_Work to complete_
Search the listing for the string "front" and copy every line that contains it.

[START Dataset records]

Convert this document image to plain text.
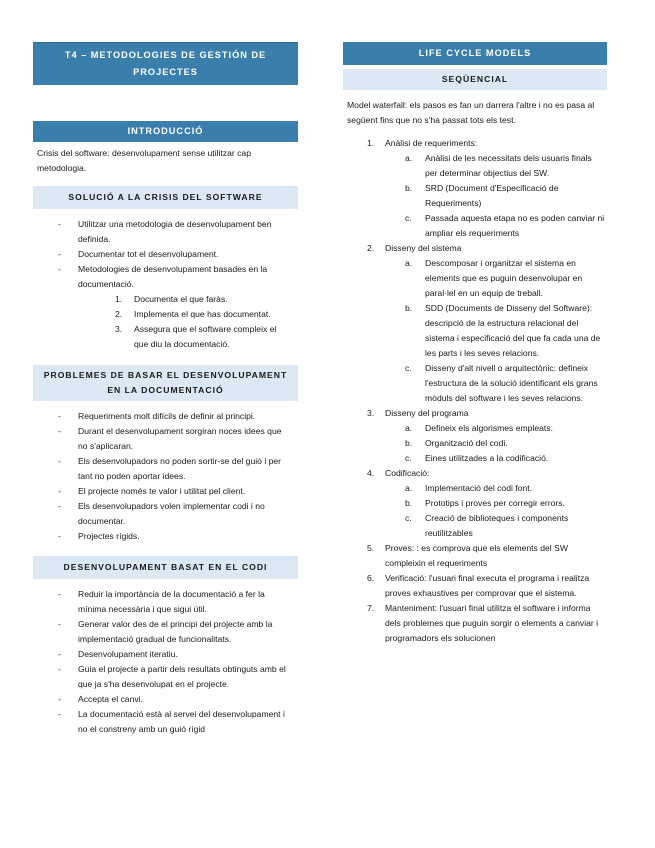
T4 – METODOLOGIES DE GESTIÓN DE PROJECTES
INTRODUCCIÓ

Crisis del software: desenvolupament sense utilitzar cap metodologia.

SOLUCIÓ A LA CRISIS DEL SOFTWARE
- Utilitzar una metodologia de desenvolupament ben definida.
- Documentar tot el desenvolupament.
- Metodologies de desenvolupament basades en la documentació.
1. Documenta el que faràs.
2. Implementa el que has documentat.
3. Assegura que el software compleix el que diu la documentació.
PROBLEMES DE BASAR EL DESENVOLUPAMENT EN LA DOCUMENTACIÓ
- Requeriments molt difícils de definir al principi.
- Durant el desenvolupament sorgiran noces idees que no s'aplicaran.
- Els desenvolupadors no poden sortir-se del guió i per tant no poden aportar idees.
- El projecte només te valor i utilitat pel client.
- Els desenvolupadors volen implementar codi i no documentar.
- Projectes rígids.
DESENVOLUPAMENT BASAT EN EL CODI
- Reduir la importància de la documentació a fer la mínima necessària i que sigui útil.
- Generar valor des de el principi del projecte amb la implementació gradual de funcionalitats.
- Desenvolupament iteratiu.
- Guia el projecte a partir dels resultats obtinguts amb el que ja s'ha desenvolupat en el projecte.
- Accepta el canvi.
- La documentació està al servei del desenvolupament i no el constreny amb un guió rígid
LIFE CYCLE MODELS
SEQÜENCIAL

Model waterfall: els pasos es fan un darrera l'altre i no es pasa al següent fins que no s'ha passat tots els test.

1. Anàlisi de requeriments:
a. Anàlisi de les necessitats dels usuaris finals per determinar objectius del SW.
b. SRD (Document d'Especificació de Requeriments)
c. Passada aquesta etapa no es poden canviar ni ampliar els requeriments
2. Disseny del sistema
a. Descomposar i organitzar el sistema en elements que es puguin desenvolupar en paral·lel en un equip de treball.
b. SDD (Documents de Disseny del Software): descripció de la estructura relacional del sistema i especificació del que fa cada una de les parts i les seves relacions.
c. Disseny d'alt nivell o arquitectònic: defineix l'estructura de la solució identificant els grans mòduls del software i les seves relacions.
3. Disseny del programa
a. Defineix els algorismes empleats.
b. Organització del codi.
c. Eines utilitzades a la codificació.
4. Codificació:
a. Implementació del codi font.
b. Prototips i proves per corregir errors.
c. Creació de biblioteques i components reutilitzables
5. Proves: : es comprova que els elements del SW compleixin el requeriments
6. Verificació: l'usuari final executa el programa i realitza proves exhaustives per comprovar que el sistema.
7. Manteniment: l'usuari final utilitza el software i informa dels problemes que puguin sorgir o elements a canviar i programadors els solucionen
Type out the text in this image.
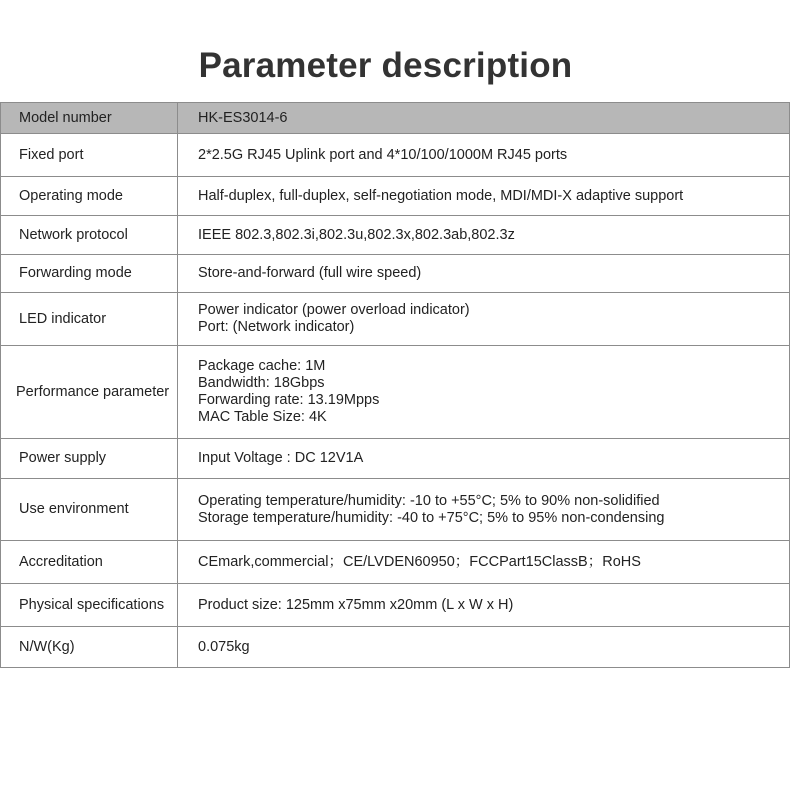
Parameter description
Model number	HK-ES3014-6

Fixed port	2*2.5G RJ45 Uplink port and 4*10/100/1000M RJ45 ports

Operating mode	Half-duplex, full-duplex, self-negotiation mode, MDI/MDI-X adaptive support

Network protocol	IEEE 802.3,802.3i,802.3u,802.3x,802.3ab,802.3z

Forwarding mode	Store-and-forward (full wire speed)

LED indicator	Power indicator (power overload indicator)
Port: (Network indicator)

Performance parameter	Package cache: 1M
Bandwidth: 18Gbps
Forwarding rate: 13.19Mpps
MAC Table Size: 4K

Power supply	Input Voltage : DC 12V1A

Use environment	Operating temperature/humidity: -10 to +55°C; 5% to 90% non-solidified
Storage temperature/humidity: -40 to +75°C; 5% to 95% non-condensing

Accreditation	CEmark,commercial；CE/LVDEN60950；FCCPart15ClassB；RoHS

Physical specifications	Product size: 125mm x75mm x20mm (L x W x H)

N/W(Kg)	0.075kg
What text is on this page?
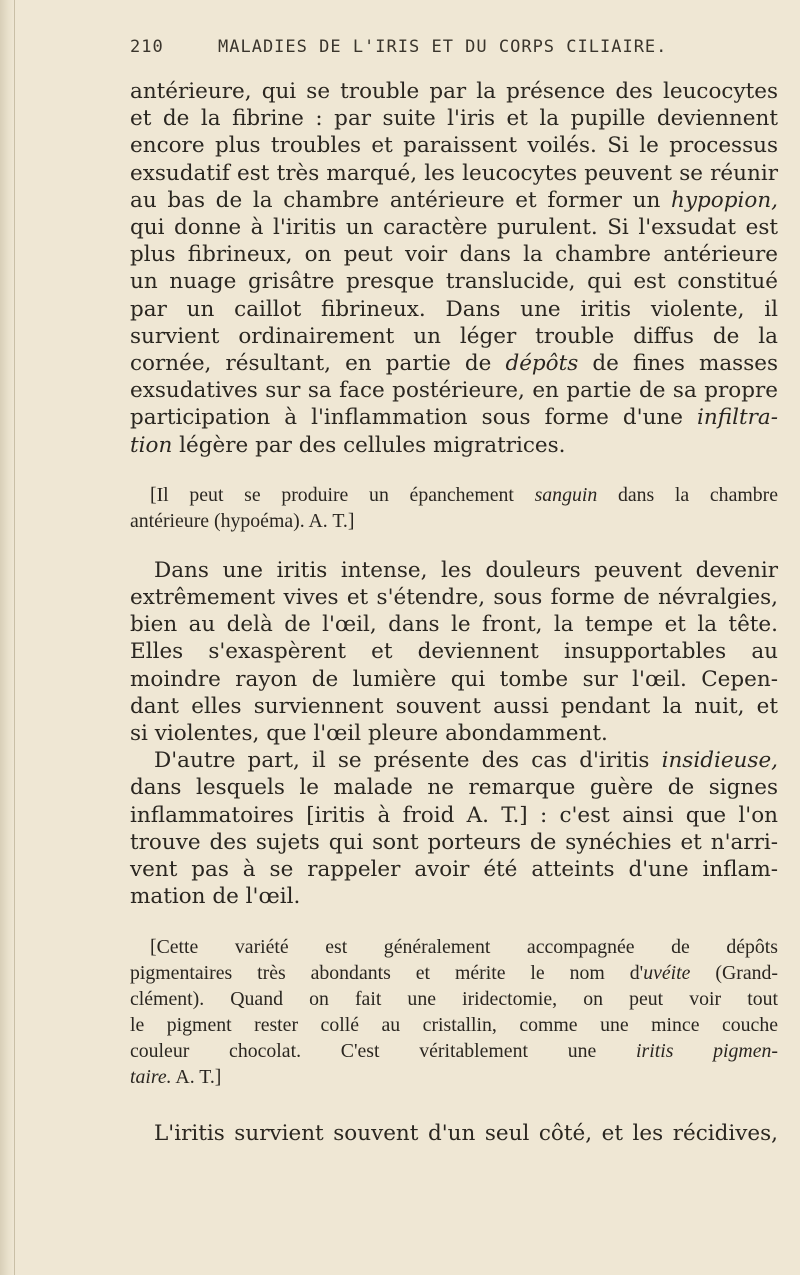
210	MALADIES DE L'IRIS ET DU CORPS CILIAIRE.

antérieure, qui se trouble par la présence des leucocytes
et de la fibrine : par suite l'iris et la pupille deviennent
encore plus troubles et paraissent voilés. Si le processus
exsudatif est très marqué, les leucocytes peuvent se réunir
au bas de la chambre antérieure et former un hypopion,
qui donne à l'iritis un caractère purulent. Si l'exsudat est
plus fibrineux, on peut voir dans la chambre antérieure
un nuage grisâtre presque translucide, qui est constitué
par un caillot fibrineux. Dans une iritis violente, il
survient ordinairement un léger trouble diffus de la
cornée, résultant, en partie de dépôts de fines masses
exsudatives sur sa face postérieure, en partie de sa propre
participation à l'inflammation sous forme d'une infiltra-
tion légère par des cellules migratrices.

[Il peut se produire un épanchement sanguin dans la chambre
antérieure (hypoéma). A. T.]

Dans une iritis intense, les douleurs peuvent devenir
extrêmement vives et s'étendre, sous forme de névralgies,
bien au delà de l'œil, dans le front, la tempe et la tête.
Elles s'exaspèrent et deviennent insupportables au
moindre rayon de lumière qui tombe sur l'œil. Cepen-
dant elles surviennent souvent aussi pendant la nuit, et
si violentes, que l'œil pleure abondamment.

D'autre part, il se présente des cas d'iritis insidieuse,
dans lesquels le malade ne remarque guère de signes
inflammatoires [iritis à froid A. T.] : c'est ainsi que l'on
trouve des sujets qui sont porteurs de synéchies et n'arri-
vent pas à se rappeler avoir été atteints d'une inflam-
mation de l'œil.

[Cette variété est généralement accompagnée de dépôts
pigmentaires très abondants et mérite le nom d'uvéite (Grand-
clément). Quand on fait une iridectomie, on peut voir tout
le pigment rester collé au cristallin, comme une mince couche
couleur chocolat. C'est véritablement une iritis pigmen-
taire. A. T.]

L'iritis survient souvent d'un seul côté, et les récidives,
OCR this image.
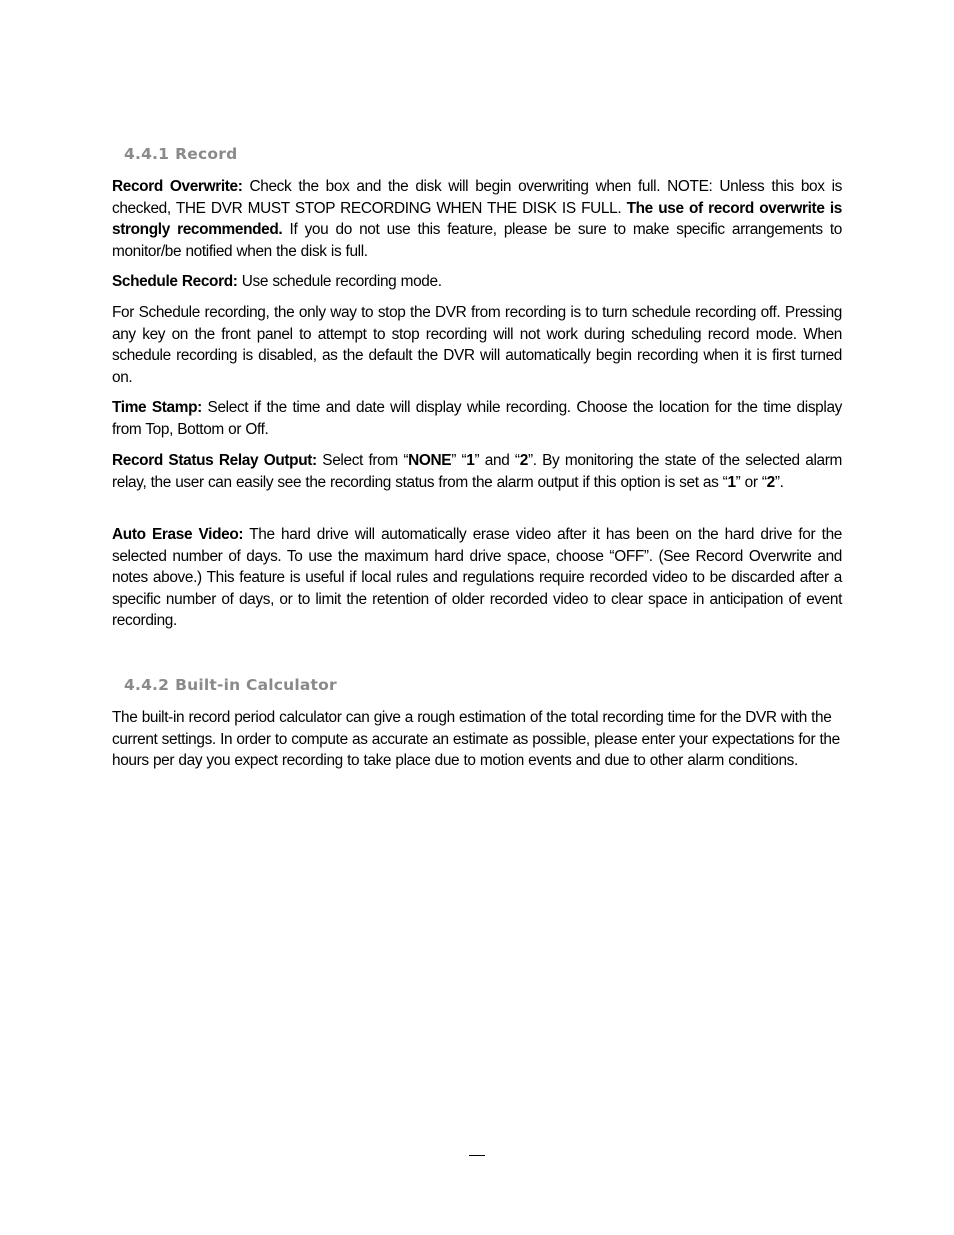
4.4.1 Record

Record Overwrite: Check the box and the disk will begin overwriting when full. NOTE: Unless this box is checked, THE DVR MUST STOP RECORDING WHEN THE DISK IS FULL. The use of record overwrite is strongly recommended. If you do not use this feature, please be sure to make specific arrangements to monitor/be notified when the disk is full.

Schedule Record: Use schedule recording mode.

For Schedule recording, the only way to stop the DVR from recording is to turn schedule recording off. Pressing any key on the front panel to attempt to stop recording will not work during scheduling record mode. When schedule recording is disabled, as the default the DVR will automatically begin recording when it is first turned on.

Time Stamp: Select if the time and date will display while recording. Choose the location for the time display from Top, Bottom or Off.

Record Status Relay Output: Select from “NONE” “1” and “2”. By monitoring the state of the selected alarm relay, the user can easily see the recording status from the alarm output if this option is set as “1” or “2”.

Auto Erase Video: The hard drive will automatically erase video after it has been on the hard drive for the selected number of days. To use the maximum hard drive space, choose “OFF”. (See Record Overwrite and notes above.) This feature is useful if local rules and regulations require recorded video to be discarded after a specific number of days, or to limit the retention of older recorded video to clear space in anticipation of event recording.

4.4.2 Built-in Calculator

The built-in record period calculator can give a rough estimation of the total recording time for the DVR with the current settings. In order to compute as accurate an estimate as possible, please enter your expectations for the hours per day you expect recording to take place due to motion events and due to other alarm conditions.
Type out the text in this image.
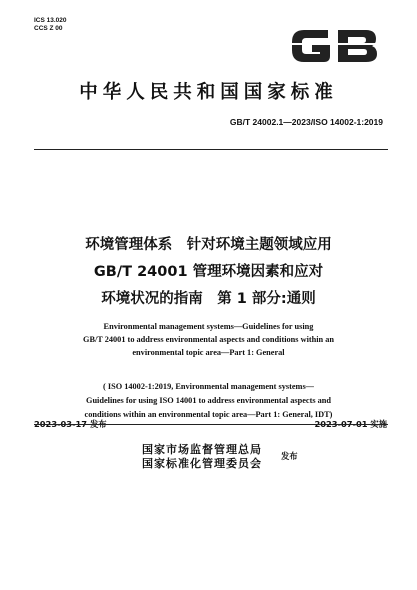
ICS 13.020
CCS Z 00
中华人民共和国国家标准
GB/T 24002.1—2023/ISO 14002-1:2019
环境管理体系　针对环境主题领域应用
GB/T 24001 管理环境因素和应对
环境状况的指南　第 1 部分:通则
Environmental management systems—Guidelines for using
GB/T 24001 to address environmental aspects and conditions within an
environmental topic area—Part 1: General
( ISO 14002-1:2019, Environmental management systems—
Guidelines for using ISO 14001 to address environmental aspects and
conditions within an environmental topic area—Part 1: General, IDT)
2023-03-17 发布	2023-07-01 实施
国家市场监督管理总局
国家标准化管理委员会
发布
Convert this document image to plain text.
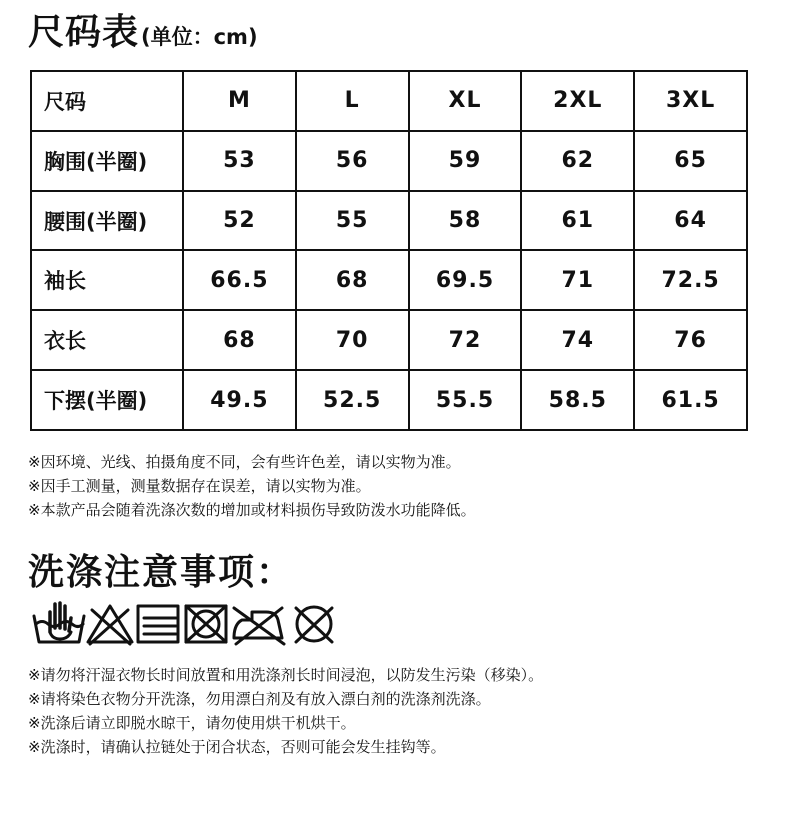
尺码表 (单位：cm)
尺码	M	L	XL	2XL	3XL
胸围(半圈)	53	56	59	62	65
腰围(半圈)	52	55	58	61	64
袖长	66.5	68	69.5	71	72.5
衣长	68	70	72	74	76
下摆(半圈)	49.5	52.5	55.5	58.5	61.5
※因环境、光线、拍摄角度不同，会有些许色差，请以实物为准。
※因手工测量，测量数据存在误差，请以实物为准。
※本款产品会随着洗涤次数的增加或材料损伤导致防泼水功能降低。
洗涤注意事项：
※请勿将汗湿衣物长时间放置和用洗涤剂长时间浸泡，以防发生污染（移染）。
※请将染色衣物分开洗涤，勿用漂白剂及有放入漂白剂的洗涤剂洗涤。
※洗涤后请立即脱水晾干，请勿使用烘干机烘干。
※洗涤时，请确认拉链处于闭合状态，否则可能会发生挂钩等。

[END Dataset records]

_Exercise response_
bien au delà de l'œil, dans le front, la tempe et la tête.
For Schedule recording, the only way to stop the DVR from recording is to turn schedule recording off. Pressing any key on the front panel to attempt to stop recording will not work during scheduling record mode. When schedule recording is disabled, as the default the DVR will automatically begin recording when it is first turned on.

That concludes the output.